• TASK: Render as a JSON list of strings the lines starting with the one that contains "Patent image size: (701, 545)." and ending with the one that contains "The overrunning clutch 52 is at (483, 213).", both included. Give each line its own string and leave out blank lines.

***

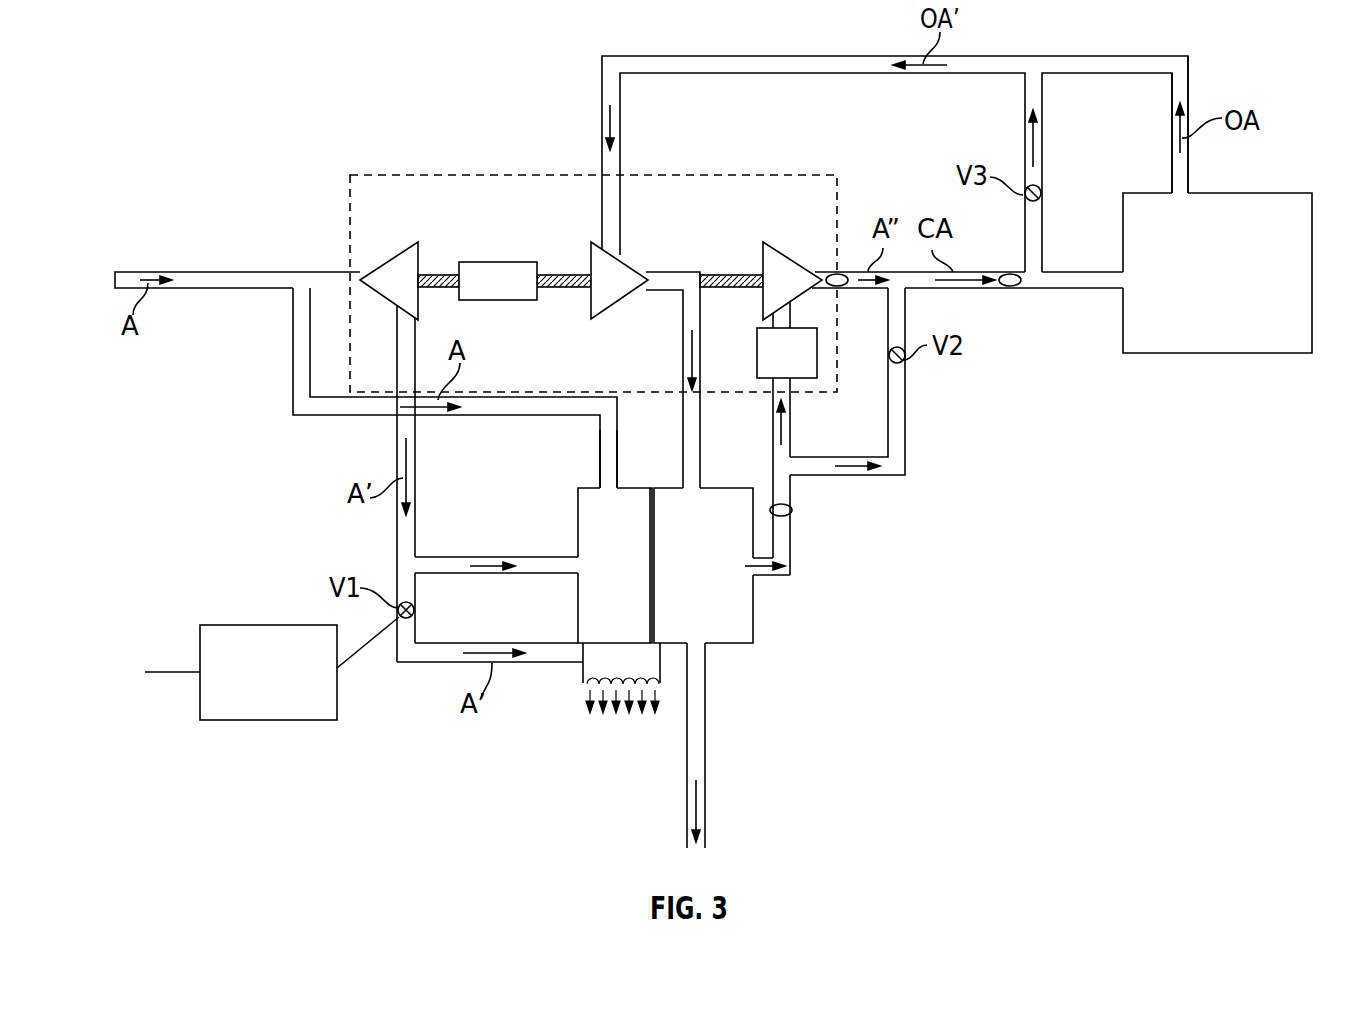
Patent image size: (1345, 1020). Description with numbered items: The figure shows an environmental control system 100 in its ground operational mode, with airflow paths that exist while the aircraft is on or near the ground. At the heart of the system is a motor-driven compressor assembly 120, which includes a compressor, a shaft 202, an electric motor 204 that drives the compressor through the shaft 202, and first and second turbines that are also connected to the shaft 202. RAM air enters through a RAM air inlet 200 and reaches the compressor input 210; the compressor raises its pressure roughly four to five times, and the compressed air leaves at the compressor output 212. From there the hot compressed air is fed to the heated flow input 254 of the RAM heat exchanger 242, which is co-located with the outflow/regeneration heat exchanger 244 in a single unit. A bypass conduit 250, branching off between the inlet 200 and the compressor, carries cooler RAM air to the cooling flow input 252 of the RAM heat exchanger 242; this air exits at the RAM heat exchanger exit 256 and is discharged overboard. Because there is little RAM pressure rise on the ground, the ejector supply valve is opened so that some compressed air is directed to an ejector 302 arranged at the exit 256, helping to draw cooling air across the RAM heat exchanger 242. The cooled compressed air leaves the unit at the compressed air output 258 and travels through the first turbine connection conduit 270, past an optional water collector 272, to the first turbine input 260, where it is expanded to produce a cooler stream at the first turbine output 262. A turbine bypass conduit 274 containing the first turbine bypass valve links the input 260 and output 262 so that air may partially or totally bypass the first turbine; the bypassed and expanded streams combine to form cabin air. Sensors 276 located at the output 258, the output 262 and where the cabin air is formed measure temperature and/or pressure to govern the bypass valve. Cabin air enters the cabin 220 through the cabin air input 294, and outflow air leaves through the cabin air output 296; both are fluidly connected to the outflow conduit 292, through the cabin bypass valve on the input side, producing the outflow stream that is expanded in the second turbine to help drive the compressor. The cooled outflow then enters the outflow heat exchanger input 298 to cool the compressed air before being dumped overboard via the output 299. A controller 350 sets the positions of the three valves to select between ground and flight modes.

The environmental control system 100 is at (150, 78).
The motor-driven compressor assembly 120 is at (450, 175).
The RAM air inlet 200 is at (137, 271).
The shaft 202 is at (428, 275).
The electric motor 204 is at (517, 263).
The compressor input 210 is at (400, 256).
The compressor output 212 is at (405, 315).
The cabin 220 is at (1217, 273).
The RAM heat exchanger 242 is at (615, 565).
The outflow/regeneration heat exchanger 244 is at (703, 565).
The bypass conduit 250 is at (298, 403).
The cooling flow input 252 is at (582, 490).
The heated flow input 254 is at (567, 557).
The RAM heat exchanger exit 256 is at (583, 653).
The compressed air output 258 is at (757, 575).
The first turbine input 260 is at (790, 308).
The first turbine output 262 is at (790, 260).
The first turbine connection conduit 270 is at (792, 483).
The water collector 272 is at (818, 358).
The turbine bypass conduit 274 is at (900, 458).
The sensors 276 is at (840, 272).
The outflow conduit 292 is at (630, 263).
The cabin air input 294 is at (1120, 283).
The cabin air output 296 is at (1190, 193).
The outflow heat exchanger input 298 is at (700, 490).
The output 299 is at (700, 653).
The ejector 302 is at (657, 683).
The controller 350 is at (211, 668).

***

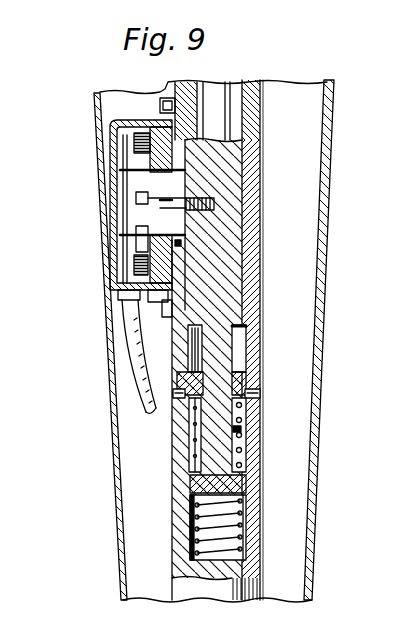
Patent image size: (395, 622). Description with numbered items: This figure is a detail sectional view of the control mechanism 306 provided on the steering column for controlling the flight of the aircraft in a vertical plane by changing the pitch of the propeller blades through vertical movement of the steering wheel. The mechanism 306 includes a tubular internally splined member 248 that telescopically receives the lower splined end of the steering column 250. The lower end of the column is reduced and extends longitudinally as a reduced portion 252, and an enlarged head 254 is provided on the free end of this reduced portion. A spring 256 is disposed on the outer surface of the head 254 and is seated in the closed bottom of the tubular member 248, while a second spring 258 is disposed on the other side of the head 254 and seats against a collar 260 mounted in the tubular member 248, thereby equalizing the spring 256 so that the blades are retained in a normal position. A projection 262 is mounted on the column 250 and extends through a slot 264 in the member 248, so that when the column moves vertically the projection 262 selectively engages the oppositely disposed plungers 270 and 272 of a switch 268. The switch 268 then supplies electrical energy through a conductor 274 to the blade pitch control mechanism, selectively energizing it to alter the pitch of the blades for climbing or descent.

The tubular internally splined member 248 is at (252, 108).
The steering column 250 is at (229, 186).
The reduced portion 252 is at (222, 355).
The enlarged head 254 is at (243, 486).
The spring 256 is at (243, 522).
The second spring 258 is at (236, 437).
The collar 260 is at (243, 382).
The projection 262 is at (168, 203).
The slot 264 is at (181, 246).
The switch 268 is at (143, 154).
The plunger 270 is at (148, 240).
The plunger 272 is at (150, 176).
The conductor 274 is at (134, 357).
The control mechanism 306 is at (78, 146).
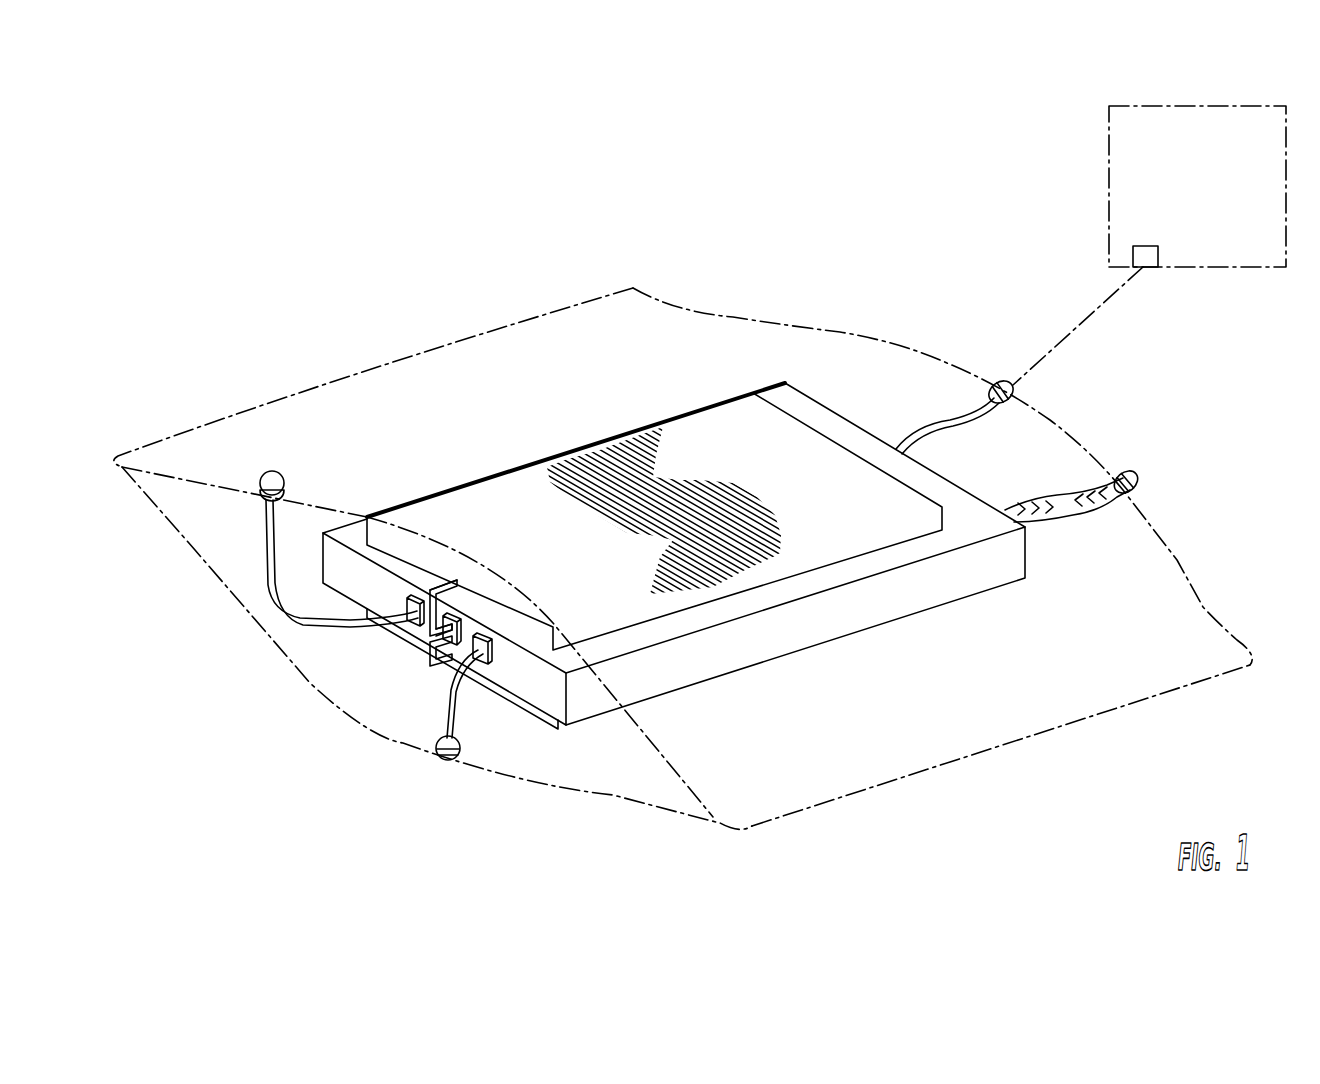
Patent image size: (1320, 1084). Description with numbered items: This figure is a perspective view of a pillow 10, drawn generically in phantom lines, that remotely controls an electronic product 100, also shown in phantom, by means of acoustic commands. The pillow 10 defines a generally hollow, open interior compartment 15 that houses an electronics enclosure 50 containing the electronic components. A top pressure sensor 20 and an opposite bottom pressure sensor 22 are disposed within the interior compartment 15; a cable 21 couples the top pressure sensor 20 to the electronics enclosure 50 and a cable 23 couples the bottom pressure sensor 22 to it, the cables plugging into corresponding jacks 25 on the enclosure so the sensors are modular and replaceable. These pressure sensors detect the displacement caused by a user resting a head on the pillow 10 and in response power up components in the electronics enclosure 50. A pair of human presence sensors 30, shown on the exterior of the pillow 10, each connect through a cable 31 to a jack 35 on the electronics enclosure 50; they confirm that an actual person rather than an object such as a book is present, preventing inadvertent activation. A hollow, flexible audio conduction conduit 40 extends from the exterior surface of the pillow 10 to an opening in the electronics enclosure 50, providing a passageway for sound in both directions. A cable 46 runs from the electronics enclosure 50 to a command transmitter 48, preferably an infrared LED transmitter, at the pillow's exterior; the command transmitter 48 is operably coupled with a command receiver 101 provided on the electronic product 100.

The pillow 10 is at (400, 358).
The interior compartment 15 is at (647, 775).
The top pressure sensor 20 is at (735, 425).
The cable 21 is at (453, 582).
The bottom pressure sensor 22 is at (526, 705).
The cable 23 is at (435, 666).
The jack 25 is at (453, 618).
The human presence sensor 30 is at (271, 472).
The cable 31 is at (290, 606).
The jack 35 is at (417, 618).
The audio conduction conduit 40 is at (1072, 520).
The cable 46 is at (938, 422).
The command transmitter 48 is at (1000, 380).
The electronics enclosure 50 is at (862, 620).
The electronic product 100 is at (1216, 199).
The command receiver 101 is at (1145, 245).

***

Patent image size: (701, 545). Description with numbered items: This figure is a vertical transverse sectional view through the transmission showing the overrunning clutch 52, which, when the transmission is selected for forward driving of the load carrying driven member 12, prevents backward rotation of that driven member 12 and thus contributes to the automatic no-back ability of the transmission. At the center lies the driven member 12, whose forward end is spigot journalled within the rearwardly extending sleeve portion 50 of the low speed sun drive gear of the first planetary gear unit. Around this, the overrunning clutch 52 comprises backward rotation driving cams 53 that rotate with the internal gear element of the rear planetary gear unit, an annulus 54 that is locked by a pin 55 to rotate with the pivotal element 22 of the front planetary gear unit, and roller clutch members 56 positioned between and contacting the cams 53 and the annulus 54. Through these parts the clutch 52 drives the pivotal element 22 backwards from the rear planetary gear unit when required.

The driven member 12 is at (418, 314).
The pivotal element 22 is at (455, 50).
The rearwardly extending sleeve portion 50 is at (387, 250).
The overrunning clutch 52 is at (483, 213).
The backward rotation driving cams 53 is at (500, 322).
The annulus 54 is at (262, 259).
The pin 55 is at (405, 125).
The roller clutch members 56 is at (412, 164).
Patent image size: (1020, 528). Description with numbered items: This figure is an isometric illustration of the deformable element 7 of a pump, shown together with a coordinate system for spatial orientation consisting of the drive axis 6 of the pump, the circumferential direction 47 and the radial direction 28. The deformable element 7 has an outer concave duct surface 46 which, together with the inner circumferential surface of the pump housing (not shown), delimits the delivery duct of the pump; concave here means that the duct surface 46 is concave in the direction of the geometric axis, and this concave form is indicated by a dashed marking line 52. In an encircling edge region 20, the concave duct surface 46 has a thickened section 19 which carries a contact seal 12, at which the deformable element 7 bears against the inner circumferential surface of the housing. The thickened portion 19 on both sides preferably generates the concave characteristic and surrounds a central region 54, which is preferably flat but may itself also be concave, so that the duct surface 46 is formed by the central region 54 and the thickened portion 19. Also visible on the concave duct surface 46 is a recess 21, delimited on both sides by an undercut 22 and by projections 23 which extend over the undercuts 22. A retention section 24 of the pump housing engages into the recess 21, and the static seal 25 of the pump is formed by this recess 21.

***

• RESULT BELOW:
[
  "Patent image size: (701, 545). Description with numbered items: This figure is a vertical transverse sectional view through the transmission showing the overrunning clutch 52, which, when the transmission is selected for forward driving of the load carrying driven member 12, prevents backward rotation of that driven member 12 and thus contributes to the automatic no-back ability of the transmission. At the center lies the driven member 12, whose forward end is spigot journalled within the rearwardly extending sleeve portion 50 of the low speed sun drive gear of the first planetary gear unit. Around this, the overrunning clutch 52 comprises backward rotation driving cams 53 that rotate with the internal gear element of the rear planetary gear unit, an annulus 54 that is locked by a pin 55 to rotate with the pivotal element 22 of the front planetary gear unit, and roller clutch members 56 positioned between and contacting the cams 53 and the annulus 54. Through these parts the clutch 52 drives the pivotal element 22 backwards from the rear planetary gear unit when required.",
  "The driven member 12 is at (418, 314).",
  "The pivotal element 22 is at (455, 50).",
  "The rearwardly extending sleeve portion 50 is at (387, 250).",
  "The overrunning clutch 52 is at (483, 213)."
]